- EXERCISE PROMPT:
From the known-issues page, reproduce word for word the part that opens with the words containing "Known Issues#" and closes with "the RShim service.".

Known Issues#
RShim Devices Not Created After Starting rshim.service#
Issue#
RShim devices might not appear under /dev/rshim*
because the RShim driver might be used by another entity.
Workaround#
Edit
/etc/rshim.conf
, and uncomment the line that says#FORCE_MODE 1
Restart the RShim service.
sudo systemctl restart rshim.service
Firmware Crash on DGX GB200 During Boot#
Issue#
On DGX GB200 systems, you might observe a firmware crash during some reboots, resulting in an extra reboot. This can be visible over the serial console.
Log of events seen for this issue:
INFO: th500_ras_intr_handler: External Abort reason=0 syndrome=0xbe000411 flags=0x1
ERROR: spmd_ffa_direct_message failed (4294967292) on CPU121
ERROR: spmd_ffa_direct_message failed (4294967292) on CPU121
ERROR: spmd_ffa_direct_message failed (4294967292) on CPU121
ERROR: spmd_ffa_direct_message failed (4294967292) on CPU121
ERROR: spmd_ffa_direct_message failed (4294967292) on CPU121
ERROR: spmd_ffa_direct_message failed (4294967292) on CPU121
ERROR: spmd_ffa_direct_message failed (4294967292) on CPU121
ERROR: spmd_ffa_direct_message failed (4294967292) on CPU121
ERROR: spmd_ffa_direct_message failed (4294967292) on CPU121
ERROR: spmd_ffa_direct_message failed (4294967292) on CPU121
ERROR: spmd_ffa_direct_message failed (4294967292) on CPU121
ERROR: spmd_ffa_direct_message failed (4294967292) on CPU121
ERROR: spmd_ffa_direct_message failed (4294967292) on CPU121
ERROR: spmd_ffa_direct_message failed (4294967292) on CPU121
ERROR: spmd_ffa_direct_message failed (4294967292) on CPU121
ERROR: spmd_ffa_direct_message failed (4294967292) on CPU121
ERROR: spmd_ffa_direct_message failed (4294967292) on CPU121
ERROR: spmd_ffa_direct_message failed (4294967292) on CPU121
ERROR: spmd_ffa_direct_message failed (4294967292) on CPU121
ERROR: spmd_ffa_direct_message failed (4294967292) on CPU121
ERROR: spmd_ffa_direct_message failed (4294967292) on CPU121
ERROR: spmd_ffa_direct_message failed (4294967292) on CPU121
ERROR: spmd_ffa_direct_message failed (4294967292) on CPU121
ERROR: spmd_ffa_direct_message failed (4294967292) on CPU121
ERROR: spmd_ffa_direct_message failed (4294967292) on CPU121
ASSERT: plat/nvidia/tegra/soc/th500/plat_ras.c:408
BACKTRACE: START: assert
0: EL3: 0x78732b2648
1: EL3: 0x78732b0294
2: EL3: 0x78732c45fc
3: EL3: 0x78732c481c
4: EL3: 0x78732bda18
5: EL3: 0x78732b9f18
6: EL3: 0x78732b1258
BACKTRACE: END: assert
Workaround#
Currently, there is no temporary solution available.
The nvidia_peermem Module Does Not Load After an OTA Update#
Issue#
After you perform an OTA update, the nvidia-peermem-loader
package is installed, but
the nvidia_peermem
module is not loaded. As a result, the following error message
appears in the dmesg
log:
nvidia_peermem: disagrees about version of symbol ib_register_peer_memory_client
nvidia_peermem: Unknown symbol ib_register_peer_memory_client (err -22)

- DATASET EXCERPTS:
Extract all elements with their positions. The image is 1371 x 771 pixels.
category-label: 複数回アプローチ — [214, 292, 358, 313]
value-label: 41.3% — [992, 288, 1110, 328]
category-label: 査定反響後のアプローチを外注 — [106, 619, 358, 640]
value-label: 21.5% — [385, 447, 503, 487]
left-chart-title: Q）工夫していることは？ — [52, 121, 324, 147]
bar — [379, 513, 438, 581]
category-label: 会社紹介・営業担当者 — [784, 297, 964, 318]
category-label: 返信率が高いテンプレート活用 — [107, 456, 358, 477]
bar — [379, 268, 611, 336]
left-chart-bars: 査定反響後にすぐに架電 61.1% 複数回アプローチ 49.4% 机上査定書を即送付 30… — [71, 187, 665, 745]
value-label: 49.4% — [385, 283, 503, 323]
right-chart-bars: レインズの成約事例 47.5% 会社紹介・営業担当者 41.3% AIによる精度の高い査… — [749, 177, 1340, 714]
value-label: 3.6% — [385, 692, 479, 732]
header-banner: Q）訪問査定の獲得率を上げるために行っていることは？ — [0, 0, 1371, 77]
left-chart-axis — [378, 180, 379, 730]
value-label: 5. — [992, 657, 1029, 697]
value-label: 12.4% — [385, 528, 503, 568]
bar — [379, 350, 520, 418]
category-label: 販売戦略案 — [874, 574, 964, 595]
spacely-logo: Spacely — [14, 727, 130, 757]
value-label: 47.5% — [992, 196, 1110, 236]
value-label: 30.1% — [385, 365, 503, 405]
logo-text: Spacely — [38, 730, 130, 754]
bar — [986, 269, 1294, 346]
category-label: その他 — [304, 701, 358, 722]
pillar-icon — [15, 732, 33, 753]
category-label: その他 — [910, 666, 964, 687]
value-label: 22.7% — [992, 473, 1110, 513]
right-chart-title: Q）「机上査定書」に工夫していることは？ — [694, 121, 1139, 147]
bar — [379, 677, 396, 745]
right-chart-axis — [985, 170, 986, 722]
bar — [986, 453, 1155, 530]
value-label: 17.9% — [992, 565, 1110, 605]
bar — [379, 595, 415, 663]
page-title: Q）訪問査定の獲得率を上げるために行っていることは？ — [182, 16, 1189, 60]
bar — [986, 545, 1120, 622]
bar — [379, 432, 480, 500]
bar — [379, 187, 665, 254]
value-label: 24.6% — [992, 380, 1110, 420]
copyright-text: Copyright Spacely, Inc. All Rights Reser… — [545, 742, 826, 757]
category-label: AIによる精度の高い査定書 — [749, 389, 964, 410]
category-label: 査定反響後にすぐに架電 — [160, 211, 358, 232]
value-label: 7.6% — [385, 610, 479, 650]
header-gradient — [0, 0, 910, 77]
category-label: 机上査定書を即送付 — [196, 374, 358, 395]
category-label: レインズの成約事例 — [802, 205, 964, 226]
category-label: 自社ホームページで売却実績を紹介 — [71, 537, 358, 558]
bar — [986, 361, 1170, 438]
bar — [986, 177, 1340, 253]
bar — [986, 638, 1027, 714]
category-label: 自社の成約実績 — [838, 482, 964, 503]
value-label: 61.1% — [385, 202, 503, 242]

- EXPECTED ANSWER:
Known Issues#
RShim Devices Not Created After Starting rshim.service#
Issue#
RShim devices might not appear under /dev/rshim*
because the RShim driver might be used by another entity.
Workaround#
Edit
/etc/rshim.conf
, and uncomment the line that says#FORCE_MODE 1
Restart the RShim service.